>> begin

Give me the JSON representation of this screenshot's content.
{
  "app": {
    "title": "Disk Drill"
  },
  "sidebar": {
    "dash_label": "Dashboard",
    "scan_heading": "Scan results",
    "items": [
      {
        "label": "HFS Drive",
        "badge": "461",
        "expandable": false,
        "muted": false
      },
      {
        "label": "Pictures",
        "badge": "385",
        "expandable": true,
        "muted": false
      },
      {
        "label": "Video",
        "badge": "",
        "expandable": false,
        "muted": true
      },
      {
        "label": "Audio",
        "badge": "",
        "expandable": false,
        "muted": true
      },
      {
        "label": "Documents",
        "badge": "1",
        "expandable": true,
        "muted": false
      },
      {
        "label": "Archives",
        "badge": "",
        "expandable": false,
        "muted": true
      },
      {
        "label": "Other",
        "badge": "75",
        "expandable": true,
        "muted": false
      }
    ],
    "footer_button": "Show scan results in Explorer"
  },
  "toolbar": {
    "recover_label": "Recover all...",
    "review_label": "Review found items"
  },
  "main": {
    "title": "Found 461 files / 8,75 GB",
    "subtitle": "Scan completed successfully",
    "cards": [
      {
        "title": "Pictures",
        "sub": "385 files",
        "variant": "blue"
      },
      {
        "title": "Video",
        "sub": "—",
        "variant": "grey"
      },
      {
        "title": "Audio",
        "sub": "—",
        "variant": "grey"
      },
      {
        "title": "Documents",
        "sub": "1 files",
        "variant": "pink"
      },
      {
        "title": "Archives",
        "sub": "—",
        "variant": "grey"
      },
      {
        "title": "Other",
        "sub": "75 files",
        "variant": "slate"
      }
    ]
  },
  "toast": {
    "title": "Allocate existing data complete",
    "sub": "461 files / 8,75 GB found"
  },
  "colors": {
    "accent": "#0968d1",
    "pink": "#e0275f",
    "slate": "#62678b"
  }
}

>> end

What to work on: Reproduce every entry shown above, precisely as it stands.

Solution to this exercise:
Give me the JSON representation of this screenshot's content.
{
  "app": {
    "title": "Disk Drill"
  },
  "sidebar": {
    "dash_label": "Dashboard",
    "scan_heading": "Scan results",
    "items": [
      {
        "label": "HFS Drive",
        "badge": "461",
        "expandable": false,
        "muted": false
      },
      {
        "label": "Pictures",
        "badge": "385",
        "expandable": true,
        "muted": false
      },
      {
        "label": "Video",
        "badge": "",
        "expandable": false,
        "muted": true
      },
      {
        "label": "Audio",
        "badge": "",
        "expandable": false,
        "muted": true
      },
      {
        "label": "Documents",
        "badge": "1",
        "expandable": true,
        "muted": false
      },
      {
        "label": "Archives",
        "badge": "",
        "expandable": false,
        "muted": true
      },
      {
        "label": "Other",
        "badge": "75",
        "expandable": true,
        "muted": false
      }
    ],
    "footer_button": "Show scan results in Explorer"
  },
  "toolbar": {
    "recover_label": "Recover all...",
    "review_label": "Review found items"
  },
  "main": {
    "title": "Found 461 files / 8,75 GB",
    "subtitle": "Scan completed successfully",
    "cards": [
      {
        "title": "Pictures",
        "sub": "385 files",
        "variant": "blue"
      },
      {
        "title": "Video",
        "sub": "—",
        "variant": "grey"
      },
      {
        "title": "Audio",
        "sub": "—",
        "variant": "grey"
      },
      {
        "title": "Documents",
        "sub": "1 files",
        "variant": "pink"
      },
      {
        "title": "Archives",
        "sub": "—",
        "variant": "grey"
      },
      {
        "title": "Other",
        "sub": "75 files",
        "variant": "slate"
      }
    ]
  },
  "toast": {
    "title": "Allocate existing data complete",
    "sub": "461 files / 8,75 GB found"
  },
  "colors": {
    "accent": "#0968d1",
    "pink": "#e0275f",
    "slate": "#62678b"
  }
}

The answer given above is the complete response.